EXTRACTED MATERIAL:
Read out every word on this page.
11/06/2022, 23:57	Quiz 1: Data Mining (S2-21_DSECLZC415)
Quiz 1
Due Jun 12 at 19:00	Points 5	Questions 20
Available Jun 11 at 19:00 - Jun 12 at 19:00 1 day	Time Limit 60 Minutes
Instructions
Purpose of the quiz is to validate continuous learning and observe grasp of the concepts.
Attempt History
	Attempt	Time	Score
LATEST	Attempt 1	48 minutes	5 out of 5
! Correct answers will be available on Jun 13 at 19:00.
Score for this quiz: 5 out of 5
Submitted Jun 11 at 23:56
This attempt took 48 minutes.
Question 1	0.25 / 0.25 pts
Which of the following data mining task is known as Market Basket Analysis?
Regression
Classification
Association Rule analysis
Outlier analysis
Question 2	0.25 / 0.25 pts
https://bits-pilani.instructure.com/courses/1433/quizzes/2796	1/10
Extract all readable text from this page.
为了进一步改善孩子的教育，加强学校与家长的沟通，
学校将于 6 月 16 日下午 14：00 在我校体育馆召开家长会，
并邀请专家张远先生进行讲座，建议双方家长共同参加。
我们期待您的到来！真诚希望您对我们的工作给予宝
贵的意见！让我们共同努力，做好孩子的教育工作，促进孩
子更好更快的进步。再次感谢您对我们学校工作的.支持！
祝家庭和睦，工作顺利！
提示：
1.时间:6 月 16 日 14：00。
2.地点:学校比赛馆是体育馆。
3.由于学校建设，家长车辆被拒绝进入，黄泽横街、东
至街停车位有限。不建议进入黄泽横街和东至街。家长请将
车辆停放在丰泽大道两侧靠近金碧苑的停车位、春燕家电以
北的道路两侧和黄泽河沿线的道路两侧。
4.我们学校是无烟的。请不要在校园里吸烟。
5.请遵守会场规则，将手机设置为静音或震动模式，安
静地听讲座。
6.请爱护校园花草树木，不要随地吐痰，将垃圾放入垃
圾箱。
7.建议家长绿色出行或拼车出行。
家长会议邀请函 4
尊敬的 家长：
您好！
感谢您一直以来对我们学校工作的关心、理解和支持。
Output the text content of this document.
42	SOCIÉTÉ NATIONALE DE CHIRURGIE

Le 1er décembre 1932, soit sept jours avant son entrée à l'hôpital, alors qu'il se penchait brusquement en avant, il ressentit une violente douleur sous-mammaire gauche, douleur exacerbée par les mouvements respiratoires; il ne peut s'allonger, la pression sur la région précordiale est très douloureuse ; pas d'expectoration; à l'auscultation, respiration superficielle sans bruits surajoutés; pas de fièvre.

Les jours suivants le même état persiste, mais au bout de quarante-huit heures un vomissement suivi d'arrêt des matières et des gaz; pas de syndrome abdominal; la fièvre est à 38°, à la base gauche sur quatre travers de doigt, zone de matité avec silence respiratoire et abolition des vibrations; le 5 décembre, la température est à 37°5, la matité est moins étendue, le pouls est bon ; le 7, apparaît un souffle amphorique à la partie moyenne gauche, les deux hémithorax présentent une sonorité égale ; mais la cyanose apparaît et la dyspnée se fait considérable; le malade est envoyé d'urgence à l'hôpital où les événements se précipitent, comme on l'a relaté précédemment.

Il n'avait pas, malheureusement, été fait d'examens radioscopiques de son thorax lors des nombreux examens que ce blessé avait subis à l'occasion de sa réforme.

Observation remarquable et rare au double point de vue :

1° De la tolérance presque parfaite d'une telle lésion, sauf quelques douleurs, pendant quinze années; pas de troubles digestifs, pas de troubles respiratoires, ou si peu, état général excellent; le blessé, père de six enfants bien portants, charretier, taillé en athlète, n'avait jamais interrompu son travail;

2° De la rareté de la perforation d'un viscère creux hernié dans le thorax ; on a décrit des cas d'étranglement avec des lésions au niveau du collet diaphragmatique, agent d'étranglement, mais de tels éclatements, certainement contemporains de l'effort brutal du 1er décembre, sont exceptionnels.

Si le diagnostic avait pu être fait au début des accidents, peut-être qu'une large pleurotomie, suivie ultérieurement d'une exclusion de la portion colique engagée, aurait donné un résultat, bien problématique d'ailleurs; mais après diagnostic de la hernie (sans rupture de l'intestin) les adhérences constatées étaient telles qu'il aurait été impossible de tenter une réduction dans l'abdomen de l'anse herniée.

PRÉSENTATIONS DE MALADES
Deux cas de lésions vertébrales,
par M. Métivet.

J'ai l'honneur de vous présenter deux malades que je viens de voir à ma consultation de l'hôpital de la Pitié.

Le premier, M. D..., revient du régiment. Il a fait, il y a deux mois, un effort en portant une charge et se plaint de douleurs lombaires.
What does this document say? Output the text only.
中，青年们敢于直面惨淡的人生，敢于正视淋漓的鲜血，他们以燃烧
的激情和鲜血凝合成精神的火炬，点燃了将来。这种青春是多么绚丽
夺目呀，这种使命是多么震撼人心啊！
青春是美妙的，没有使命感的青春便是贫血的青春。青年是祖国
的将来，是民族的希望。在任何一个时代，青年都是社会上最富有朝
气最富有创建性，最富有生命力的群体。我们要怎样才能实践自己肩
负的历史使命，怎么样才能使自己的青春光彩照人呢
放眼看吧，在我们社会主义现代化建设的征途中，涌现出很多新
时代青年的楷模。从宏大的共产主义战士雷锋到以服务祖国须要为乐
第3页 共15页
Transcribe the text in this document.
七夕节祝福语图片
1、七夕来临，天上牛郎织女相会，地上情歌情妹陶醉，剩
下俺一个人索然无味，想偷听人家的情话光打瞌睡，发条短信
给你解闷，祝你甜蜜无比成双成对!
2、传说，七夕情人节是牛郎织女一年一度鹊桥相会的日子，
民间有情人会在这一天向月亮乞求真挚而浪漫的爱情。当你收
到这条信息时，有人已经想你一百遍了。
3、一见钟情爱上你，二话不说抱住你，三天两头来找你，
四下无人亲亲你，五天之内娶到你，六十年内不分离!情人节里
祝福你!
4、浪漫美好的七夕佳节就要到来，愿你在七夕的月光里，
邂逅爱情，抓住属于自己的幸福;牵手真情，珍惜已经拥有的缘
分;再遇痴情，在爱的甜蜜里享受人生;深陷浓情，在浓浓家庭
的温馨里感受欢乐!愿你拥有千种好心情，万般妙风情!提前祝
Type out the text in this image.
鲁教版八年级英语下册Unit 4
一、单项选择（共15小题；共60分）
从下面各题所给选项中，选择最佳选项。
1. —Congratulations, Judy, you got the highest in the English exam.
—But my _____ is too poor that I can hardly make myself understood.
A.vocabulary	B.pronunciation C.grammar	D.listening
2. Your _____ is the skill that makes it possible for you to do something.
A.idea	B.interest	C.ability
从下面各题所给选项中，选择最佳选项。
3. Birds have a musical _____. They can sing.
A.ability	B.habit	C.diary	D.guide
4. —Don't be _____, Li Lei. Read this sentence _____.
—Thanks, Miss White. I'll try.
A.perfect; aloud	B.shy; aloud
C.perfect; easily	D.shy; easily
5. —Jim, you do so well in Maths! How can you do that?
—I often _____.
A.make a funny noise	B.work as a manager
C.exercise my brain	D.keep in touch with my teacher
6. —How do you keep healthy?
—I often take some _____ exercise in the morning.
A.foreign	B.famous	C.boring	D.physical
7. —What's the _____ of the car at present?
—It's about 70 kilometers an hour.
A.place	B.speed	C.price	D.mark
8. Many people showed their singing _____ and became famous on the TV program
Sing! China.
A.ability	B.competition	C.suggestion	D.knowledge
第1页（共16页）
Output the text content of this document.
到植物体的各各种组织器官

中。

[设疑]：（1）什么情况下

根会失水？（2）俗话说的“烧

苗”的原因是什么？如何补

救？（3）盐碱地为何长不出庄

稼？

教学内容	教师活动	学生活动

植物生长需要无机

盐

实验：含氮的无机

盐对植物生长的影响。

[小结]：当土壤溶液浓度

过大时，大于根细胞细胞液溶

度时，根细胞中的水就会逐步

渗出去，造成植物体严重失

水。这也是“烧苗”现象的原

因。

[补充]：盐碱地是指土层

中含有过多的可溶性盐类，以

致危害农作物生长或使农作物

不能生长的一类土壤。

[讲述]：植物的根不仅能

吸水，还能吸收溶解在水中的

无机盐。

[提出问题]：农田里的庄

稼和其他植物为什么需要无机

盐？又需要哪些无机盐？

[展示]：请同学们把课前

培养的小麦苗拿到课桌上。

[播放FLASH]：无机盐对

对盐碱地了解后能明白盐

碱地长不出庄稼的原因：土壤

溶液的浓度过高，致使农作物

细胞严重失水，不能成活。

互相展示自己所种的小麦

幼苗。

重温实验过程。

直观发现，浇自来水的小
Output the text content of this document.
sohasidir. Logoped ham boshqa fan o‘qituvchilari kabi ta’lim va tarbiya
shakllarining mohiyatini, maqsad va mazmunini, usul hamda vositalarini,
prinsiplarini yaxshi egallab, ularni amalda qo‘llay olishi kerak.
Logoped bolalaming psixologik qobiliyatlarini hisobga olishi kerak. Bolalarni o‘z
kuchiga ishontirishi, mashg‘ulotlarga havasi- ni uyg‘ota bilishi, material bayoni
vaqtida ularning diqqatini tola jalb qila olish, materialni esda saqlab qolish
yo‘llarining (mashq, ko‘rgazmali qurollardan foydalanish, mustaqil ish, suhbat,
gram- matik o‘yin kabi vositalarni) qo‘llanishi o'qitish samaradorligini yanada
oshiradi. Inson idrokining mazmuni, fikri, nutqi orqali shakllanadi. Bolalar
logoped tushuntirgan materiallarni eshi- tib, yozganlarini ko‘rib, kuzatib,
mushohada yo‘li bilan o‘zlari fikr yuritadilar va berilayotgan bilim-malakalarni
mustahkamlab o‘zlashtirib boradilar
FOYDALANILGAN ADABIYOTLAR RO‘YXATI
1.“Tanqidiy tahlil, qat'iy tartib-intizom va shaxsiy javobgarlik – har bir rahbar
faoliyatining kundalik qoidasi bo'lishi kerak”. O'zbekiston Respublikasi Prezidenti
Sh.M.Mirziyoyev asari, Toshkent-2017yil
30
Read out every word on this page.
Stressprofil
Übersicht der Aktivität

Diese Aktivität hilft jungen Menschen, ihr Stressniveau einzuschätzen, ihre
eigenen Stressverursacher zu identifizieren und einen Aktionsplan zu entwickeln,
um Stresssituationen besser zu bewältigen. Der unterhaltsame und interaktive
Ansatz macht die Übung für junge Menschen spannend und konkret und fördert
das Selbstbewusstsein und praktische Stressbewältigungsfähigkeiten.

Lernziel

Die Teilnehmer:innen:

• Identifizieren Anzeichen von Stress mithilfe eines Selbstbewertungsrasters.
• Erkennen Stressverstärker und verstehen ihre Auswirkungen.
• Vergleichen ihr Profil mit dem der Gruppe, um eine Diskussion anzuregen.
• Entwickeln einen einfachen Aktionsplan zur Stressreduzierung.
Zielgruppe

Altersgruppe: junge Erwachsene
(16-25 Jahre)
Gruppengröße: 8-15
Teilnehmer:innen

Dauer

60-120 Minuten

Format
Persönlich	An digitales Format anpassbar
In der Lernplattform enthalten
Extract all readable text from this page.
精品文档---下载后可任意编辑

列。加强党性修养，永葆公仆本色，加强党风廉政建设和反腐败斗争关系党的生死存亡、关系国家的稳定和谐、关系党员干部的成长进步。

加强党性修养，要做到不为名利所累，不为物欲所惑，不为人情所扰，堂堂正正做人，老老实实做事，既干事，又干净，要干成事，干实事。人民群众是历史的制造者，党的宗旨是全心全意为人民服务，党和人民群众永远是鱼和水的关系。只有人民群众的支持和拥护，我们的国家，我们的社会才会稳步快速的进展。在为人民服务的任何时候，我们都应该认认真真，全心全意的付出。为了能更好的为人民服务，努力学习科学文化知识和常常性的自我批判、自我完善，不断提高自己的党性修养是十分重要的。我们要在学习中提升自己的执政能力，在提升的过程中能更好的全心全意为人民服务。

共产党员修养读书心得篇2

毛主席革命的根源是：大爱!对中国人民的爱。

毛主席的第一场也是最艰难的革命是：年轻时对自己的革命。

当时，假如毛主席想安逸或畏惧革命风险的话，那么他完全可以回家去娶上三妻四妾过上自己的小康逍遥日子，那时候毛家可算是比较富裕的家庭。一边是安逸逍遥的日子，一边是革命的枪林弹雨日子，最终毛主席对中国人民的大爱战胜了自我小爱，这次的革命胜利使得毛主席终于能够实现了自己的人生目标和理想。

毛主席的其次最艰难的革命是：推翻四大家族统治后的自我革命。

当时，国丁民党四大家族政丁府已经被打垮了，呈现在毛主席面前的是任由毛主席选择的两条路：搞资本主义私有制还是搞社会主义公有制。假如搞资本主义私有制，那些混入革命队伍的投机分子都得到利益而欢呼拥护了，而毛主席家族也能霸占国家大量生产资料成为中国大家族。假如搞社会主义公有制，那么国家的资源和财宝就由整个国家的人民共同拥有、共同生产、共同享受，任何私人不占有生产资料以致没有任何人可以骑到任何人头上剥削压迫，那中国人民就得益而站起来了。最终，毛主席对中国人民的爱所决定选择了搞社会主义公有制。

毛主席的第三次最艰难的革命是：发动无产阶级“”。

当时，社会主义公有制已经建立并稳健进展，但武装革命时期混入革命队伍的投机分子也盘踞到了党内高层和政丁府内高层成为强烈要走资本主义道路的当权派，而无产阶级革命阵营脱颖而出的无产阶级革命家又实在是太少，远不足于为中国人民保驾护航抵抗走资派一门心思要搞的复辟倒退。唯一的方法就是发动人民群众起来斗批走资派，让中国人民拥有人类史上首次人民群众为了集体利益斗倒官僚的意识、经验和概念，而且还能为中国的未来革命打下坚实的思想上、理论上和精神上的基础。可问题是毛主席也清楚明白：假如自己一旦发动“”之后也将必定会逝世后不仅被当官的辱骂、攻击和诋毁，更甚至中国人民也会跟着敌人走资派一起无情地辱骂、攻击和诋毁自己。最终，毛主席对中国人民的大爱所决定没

AIM OF THE EXERCISE:
Each line holding "Aktivität" must be found and copied.

RESPONSE:
Übersicht der Aktivität
Diese Aktivität hilft jungen Menschen, ihr Stressniveau einzuschätzen, ihre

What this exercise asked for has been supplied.